*** SUPPLIED INFORMATION
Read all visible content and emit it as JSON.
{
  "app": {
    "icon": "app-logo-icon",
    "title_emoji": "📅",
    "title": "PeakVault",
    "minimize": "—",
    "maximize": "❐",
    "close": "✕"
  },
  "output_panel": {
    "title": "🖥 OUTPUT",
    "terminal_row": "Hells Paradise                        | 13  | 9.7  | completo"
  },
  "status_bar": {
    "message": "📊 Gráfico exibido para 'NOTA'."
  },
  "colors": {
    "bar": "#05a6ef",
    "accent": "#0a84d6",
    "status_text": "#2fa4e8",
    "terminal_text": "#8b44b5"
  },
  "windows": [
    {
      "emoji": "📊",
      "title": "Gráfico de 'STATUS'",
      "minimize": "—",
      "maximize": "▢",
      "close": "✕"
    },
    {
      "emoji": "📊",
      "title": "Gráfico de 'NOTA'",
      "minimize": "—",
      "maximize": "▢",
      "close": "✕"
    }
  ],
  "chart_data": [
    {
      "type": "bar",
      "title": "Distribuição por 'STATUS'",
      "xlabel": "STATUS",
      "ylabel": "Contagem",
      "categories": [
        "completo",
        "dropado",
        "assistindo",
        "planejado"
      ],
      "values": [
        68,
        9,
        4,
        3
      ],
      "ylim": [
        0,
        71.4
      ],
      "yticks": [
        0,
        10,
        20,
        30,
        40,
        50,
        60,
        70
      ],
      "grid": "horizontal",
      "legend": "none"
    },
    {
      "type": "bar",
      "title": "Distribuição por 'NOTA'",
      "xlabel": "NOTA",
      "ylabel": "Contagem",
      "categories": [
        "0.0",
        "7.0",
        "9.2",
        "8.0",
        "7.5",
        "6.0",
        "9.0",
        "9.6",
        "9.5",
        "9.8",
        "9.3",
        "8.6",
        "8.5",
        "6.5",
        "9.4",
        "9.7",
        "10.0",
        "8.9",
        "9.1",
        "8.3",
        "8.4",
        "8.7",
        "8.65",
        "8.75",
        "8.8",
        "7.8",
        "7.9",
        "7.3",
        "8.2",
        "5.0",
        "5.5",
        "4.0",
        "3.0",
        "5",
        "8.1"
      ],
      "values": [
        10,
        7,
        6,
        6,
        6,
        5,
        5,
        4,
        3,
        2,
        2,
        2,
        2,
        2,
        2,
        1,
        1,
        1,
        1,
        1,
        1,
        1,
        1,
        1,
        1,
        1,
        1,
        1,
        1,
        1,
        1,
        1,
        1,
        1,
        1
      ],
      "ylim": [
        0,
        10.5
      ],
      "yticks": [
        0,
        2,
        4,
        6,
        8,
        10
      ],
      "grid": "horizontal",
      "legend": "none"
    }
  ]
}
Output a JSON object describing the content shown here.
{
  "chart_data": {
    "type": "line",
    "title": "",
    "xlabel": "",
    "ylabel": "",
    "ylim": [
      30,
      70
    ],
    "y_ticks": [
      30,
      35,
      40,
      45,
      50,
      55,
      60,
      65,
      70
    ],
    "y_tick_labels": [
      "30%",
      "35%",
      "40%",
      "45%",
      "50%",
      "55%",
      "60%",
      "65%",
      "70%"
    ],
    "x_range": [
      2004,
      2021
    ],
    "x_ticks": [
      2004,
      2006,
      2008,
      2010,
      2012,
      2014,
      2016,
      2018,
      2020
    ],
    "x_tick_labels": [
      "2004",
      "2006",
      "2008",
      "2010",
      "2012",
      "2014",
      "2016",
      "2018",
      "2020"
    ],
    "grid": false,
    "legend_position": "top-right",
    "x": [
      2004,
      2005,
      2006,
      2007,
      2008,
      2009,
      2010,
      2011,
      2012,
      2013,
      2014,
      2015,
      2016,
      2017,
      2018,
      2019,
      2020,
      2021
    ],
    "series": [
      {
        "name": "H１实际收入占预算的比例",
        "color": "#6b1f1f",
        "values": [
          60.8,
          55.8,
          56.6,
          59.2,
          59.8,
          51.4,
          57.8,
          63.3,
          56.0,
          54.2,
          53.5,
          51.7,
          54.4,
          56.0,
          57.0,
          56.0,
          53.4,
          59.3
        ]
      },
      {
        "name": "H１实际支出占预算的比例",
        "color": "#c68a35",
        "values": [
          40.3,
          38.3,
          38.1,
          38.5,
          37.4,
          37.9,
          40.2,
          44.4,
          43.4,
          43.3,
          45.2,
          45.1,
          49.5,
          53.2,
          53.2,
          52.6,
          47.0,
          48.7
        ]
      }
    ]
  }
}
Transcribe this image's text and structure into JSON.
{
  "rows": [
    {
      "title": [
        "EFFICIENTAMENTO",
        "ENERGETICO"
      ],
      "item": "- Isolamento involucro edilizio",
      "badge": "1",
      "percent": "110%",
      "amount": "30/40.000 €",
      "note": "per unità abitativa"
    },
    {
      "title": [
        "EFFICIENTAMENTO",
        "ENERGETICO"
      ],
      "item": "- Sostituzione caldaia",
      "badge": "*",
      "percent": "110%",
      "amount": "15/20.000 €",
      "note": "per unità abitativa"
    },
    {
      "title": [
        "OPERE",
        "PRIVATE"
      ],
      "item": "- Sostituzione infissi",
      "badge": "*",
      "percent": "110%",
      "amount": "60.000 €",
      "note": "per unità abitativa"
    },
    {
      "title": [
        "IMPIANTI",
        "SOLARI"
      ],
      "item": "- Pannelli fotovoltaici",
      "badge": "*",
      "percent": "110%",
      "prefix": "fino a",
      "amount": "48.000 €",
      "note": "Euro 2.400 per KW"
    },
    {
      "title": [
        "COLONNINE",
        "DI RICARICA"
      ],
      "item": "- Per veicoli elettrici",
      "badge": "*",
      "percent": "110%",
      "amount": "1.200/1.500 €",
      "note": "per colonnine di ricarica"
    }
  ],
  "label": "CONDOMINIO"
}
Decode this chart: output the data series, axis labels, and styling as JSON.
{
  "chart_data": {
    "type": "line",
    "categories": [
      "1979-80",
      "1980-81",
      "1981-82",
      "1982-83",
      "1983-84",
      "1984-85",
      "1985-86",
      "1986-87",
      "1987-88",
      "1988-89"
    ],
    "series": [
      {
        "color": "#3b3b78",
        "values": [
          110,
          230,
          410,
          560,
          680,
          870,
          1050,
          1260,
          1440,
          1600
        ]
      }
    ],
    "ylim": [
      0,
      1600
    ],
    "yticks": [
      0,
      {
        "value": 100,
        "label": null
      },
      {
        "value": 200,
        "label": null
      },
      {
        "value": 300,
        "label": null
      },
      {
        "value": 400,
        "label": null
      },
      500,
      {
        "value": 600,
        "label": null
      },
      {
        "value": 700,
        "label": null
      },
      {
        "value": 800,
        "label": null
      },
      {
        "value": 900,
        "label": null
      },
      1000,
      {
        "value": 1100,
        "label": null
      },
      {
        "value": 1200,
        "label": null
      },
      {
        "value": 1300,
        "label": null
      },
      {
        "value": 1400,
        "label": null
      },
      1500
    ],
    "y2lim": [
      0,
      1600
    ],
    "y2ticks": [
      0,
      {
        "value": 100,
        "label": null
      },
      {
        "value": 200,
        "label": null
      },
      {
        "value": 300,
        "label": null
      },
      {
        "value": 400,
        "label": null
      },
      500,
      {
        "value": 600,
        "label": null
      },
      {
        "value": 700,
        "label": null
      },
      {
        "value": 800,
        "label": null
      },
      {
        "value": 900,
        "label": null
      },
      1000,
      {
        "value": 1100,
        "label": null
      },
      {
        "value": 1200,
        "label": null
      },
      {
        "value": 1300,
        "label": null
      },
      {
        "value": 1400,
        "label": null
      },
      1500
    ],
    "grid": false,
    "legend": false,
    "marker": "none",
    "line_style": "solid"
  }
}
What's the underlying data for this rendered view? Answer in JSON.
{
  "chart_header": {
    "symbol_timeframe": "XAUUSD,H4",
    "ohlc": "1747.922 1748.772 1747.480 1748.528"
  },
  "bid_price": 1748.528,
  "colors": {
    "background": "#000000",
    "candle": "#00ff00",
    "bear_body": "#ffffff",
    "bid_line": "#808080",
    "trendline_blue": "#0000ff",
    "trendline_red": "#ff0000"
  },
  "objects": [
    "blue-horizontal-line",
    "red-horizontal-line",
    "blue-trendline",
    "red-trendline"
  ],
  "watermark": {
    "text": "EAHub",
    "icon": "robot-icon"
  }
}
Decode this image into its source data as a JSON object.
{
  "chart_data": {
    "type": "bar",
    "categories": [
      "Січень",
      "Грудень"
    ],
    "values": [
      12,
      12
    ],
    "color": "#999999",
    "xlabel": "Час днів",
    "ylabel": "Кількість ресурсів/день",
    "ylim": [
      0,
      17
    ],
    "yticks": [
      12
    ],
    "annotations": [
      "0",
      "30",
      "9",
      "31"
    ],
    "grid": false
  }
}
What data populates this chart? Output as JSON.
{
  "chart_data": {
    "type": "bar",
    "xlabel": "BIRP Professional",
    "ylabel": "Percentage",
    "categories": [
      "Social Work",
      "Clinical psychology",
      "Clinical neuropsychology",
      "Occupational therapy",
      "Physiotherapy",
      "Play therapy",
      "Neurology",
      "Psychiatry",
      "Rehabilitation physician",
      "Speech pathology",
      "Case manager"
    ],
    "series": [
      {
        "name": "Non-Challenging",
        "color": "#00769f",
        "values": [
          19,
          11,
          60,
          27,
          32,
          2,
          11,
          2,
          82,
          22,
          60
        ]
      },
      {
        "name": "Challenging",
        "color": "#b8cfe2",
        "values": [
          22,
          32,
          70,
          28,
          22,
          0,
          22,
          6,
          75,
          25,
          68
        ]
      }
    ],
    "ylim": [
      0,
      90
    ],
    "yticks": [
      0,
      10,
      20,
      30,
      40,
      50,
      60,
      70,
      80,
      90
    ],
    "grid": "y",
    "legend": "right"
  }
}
******
— OBJECTIVE —
Take every line containing the word "image" and copy it.

— SOLUTION TO THIS EXERCISE —
Transcribe this image's text and structure into JSON.
Decode this image into its source data as a JSON object.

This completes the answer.